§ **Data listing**
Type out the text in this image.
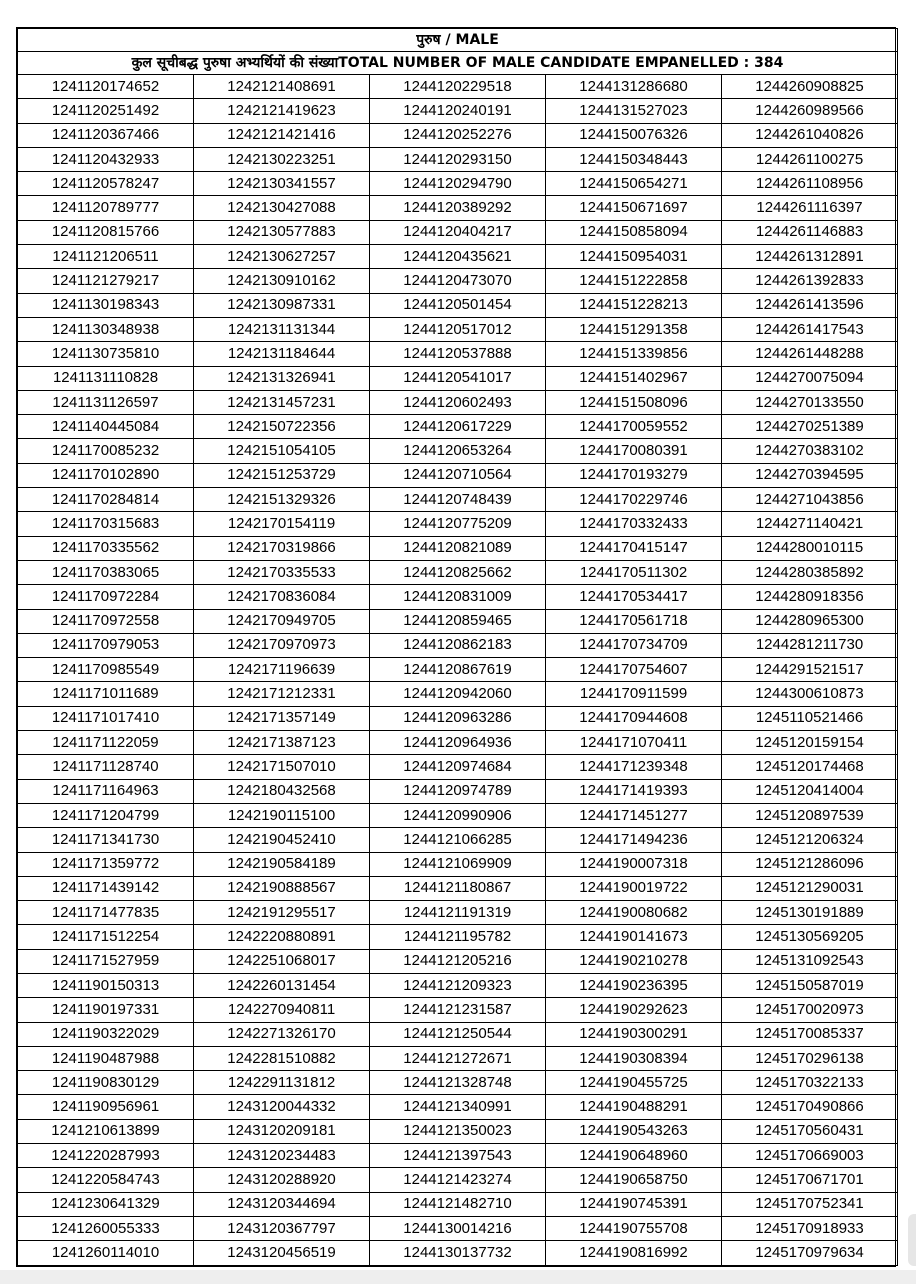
पुरुष / MALE				
कुल सूचीबद्ध पुरुषा अभ्यर्थियों की संख्याTOTAL NUMBER OF MALE CANDIDATE EMPANELLED : 384				
1241120174652	1242121408691	1244120229518	1244131286680	1244260908825
1241120251492	1242121419623	1244120240191	1244131527023	1244260989566
1241120367466	1242121421416	1244120252276	1244150076326	1244261040826
1241120432933	1242130223251	1244120293150	1244150348443	1244261100275
1241120578247	1242130341557	1244120294790	1244150654271	1244261108956
1241120789777	1242130427088	1244120389292	1244150671697	1244261116397
1241120815766	1242130577883	1244120404217	1244150858094	1244261146883
1241121206511	1242130627257	1244120435621	1244150954031	1244261312891
1241121279217	1242130910162	1244120473070	1244151222858	1244261392833
1241130198343	1242130987331	1244120501454	1244151228213	1244261413596
1241130348938	1242131131344	1244120517012	1244151291358	1244261417543
1241130735810	1242131184644	1244120537888	1244151339856	1244261448288
1241131110828	1242131326941	1244120541017	1244151402967	1244270075094
1241131126597	1242131457231	1244120602493	1244151508096	1244270133550
1241140445084	1242150722356	1244120617229	1244170059552	1244270251389
1241170085232	1242151054105	1244120653264	1244170080391	1244270383102
1241170102890	1242151253729	1244120710564	1244170193279	1244270394595
1241170284814	1242151329326	1244120748439	1244170229746	1244271043856
1241170315683	1242170154119	1244120775209	1244170332433	1244271140421
1241170335562	1242170319866	1244120821089	1244170415147	1244280010115
1241170383065	1242170335533	1244120825662	1244170511302	1244280385892
1241170972284	1242170836084	1244120831009	1244170534417	1244280918356
1241170972558	1242170949705	1244120859465	1244170561718	1244280965300
1241170979053	1242170970973	1244120862183	1244170734709	1244281211730
1241170985549	1242171196639	1244120867619	1244170754607	1244291521517
1241171011689	1242171212331	1244120942060	1244170911599	1244300610873
1241171017410	1242171357149	1244120963286	1244170944608	1245110521466
1241171122059	1242171387123	1244120964936	1244171070411	1245120159154
1241171128740	1242171507010	1244120974684	1244171239348	1245120174468
1241171164963	1242180432568	1244120974789	1244171419393	1245120414004
1241171204799	1242190115100	1244120990906	1244171451277	1245120897539
1241171341730	1242190452410	1244121066285	1244171494236	1245121206324
1241171359772	1242190584189	1244121069909	1244190007318	1245121286096
1241171439142	1242190888567	1244121180867	1244190019722	1245121290031
1241171477835	1242191295517	1244121191319	1244190080682	1245130191889
1241171512254	1242220880891	1244121195782	1244190141673	1245130569205
1241171527959	1242251068017	1244121205216	1244190210278	1245131092543
1241190150313	1242260131454	1244121209323	1244190236395	1245150587019
1241190197331	1242270940811	1244121231587	1244190292623	1245170020973
1241190322029	1242271326170	1244121250544	1244190300291	1245170085337
1241190487988	1242281510882	1244121272671	1244190308394	1245170296138
1241190830129	1242291131812	1244121328748	1244190455725	1245170322133
1241190956961	1243120044332	1244121340991	1244190488291	1245170490866
1241210613899	1243120209181	1244121350023	1244190543263	1245170560431
1241220287993	1243120234483	1244121397543	1244190648960	1245170669003
1241220584743	1243120288920	1244121423274	1244190658750	1245170671701
1241230641329	1243120344694	1244121482710	1244190745391	1245170752341
1241260055333	1243120367797	1244130014216	1244190755708	1245170918933
1241260114010	1243120456519	1244130137732	1244190816992	1245170979634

§ **PROBLEM DETAILS**
Copy the material above exactly and drop the pictures.

§ **COMPLETE ANSWER**
Type out the text in this image.
पुरुष / MALE				
कुल सूचीबद्ध पुरुषा अभ्यर्थियों की संख्याTOTAL NUMBER OF MALE CANDIDATE EMPANELLED : 384				
1241120174652	1242121408691	1244120229518	1244131286680	1244260908825
1241120251492	1242121419623	1244120240191	1244131527023	1244260989566
1241120367466	1242121421416	1244120252276	1244150076326	1244261040826
1241120432933	1242130223251	1244120293150	1244150348443	1244261100275
1241120578247	1242130341557	1244120294790	1244150654271	1244261108956
1241120789777	1242130427088	1244120389292	1244150671697	1244261116397
1241120815766	1242130577883	1244120404217	1244150858094	1244261146883
1241121206511	1242130627257	1244120435621	1244150954031	1244261312891
1241121279217	1242130910162	1244120473070	1244151222858	1244261392833
1241130198343	1242130987331	1244120501454	1244151228213	1244261413596
1241130348938	1242131131344	1244120517012	1244151291358	1244261417543
1241130735810	1242131184644	1244120537888	1244151339856	1244261448288
1241131110828	1242131326941	1244120541017	1244151402967	1244270075094
1241131126597	1242131457231	1244120602493	1244151508096	1244270133550
1241140445084	1242150722356	1244120617229	1244170059552	1244270251389
1241170085232	1242151054105	1244120653264	1244170080391	1244270383102
1241170102890	1242151253729	1244120710564	1244170193279	1244270394595
1241170284814	1242151329326	1244120748439	1244170229746	1244271043856
1241170315683	1242170154119	1244120775209	1244170332433	1244271140421
1241170335562	1242170319866	1244120821089	1244170415147	1244280010115
1241170383065	1242170335533	1244120825662	1244170511302	1244280385892
1241170972284	1242170836084	1244120831009	1244170534417	1244280918356
1241170972558	1242170949705	1244120859465	1244170561718	1244280965300
1241170979053	1242170970973	1244120862183	1244170734709	1244281211730
1241170985549	1242171196639	1244120867619	1244170754607	1244291521517
1241171011689	1242171212331	1244120942060	1244170911599	1244300610873
1241171017410	1242171357149	1244120963286	1244170944608	1245110521466
1241171122059	1242171387123	1244120964936	1244171070411	1245120159154
1241171128740	1242171507010	1244120974684	1244171239348	1245120174468
1241171164963	1242180432568	1244120974789	1244171419393	1245120414004
1241171204799	1242190115100	1244120990906	1244171451277	1245120897539
1241171341730	1242190452410	1244121066285	1244171494236	1245121206324
1241171359772	1242190584189	1244121069909	1244190007318	1245121286096
1241171439142	1242190888567	1244121180867	1244190019722	1245121290031
1241171477835	1242191295517	1244121191319	1244190080682	1245130191889
1241171512254	1242220880891	1244121195782	1244190141673	1245130569205
1241171527959	1242251068017	1244121205216	1244190210278	1245131092543
1241190150313	1242260131454	1244121209323	1244190236395	1245150587019
1241190197331	1242270940811	1244121231587	1244190292623	1245170020973
1241190322029	1242271326170	1244121250544	1244190300291	1245170085337
1241190487988	1242281510882	1244121272671	1244190308394	1245170296138
1241190830129	1242291131812	1244121328748	1244190455725	1245170322133
1241190956961	1243120044332	1244121340991	1244190488291	1245170490866
1241210613899	1243120209181	1244121350023	1244190543263	1245170560431
1241220287993	1243120234483	1244121397543	1244190648960	1245170669003
1241220584743	1243120288920	1244121423274	1244190658750	1245170671701
1241230641329	1243120344694	1244121482710	1244190745391	1245170752341
1241260055333	1243120367797	1244130014216	1244190755708	1245170918933
1241260114010	1243120456519	1244130137732	1244190816992	1245170979634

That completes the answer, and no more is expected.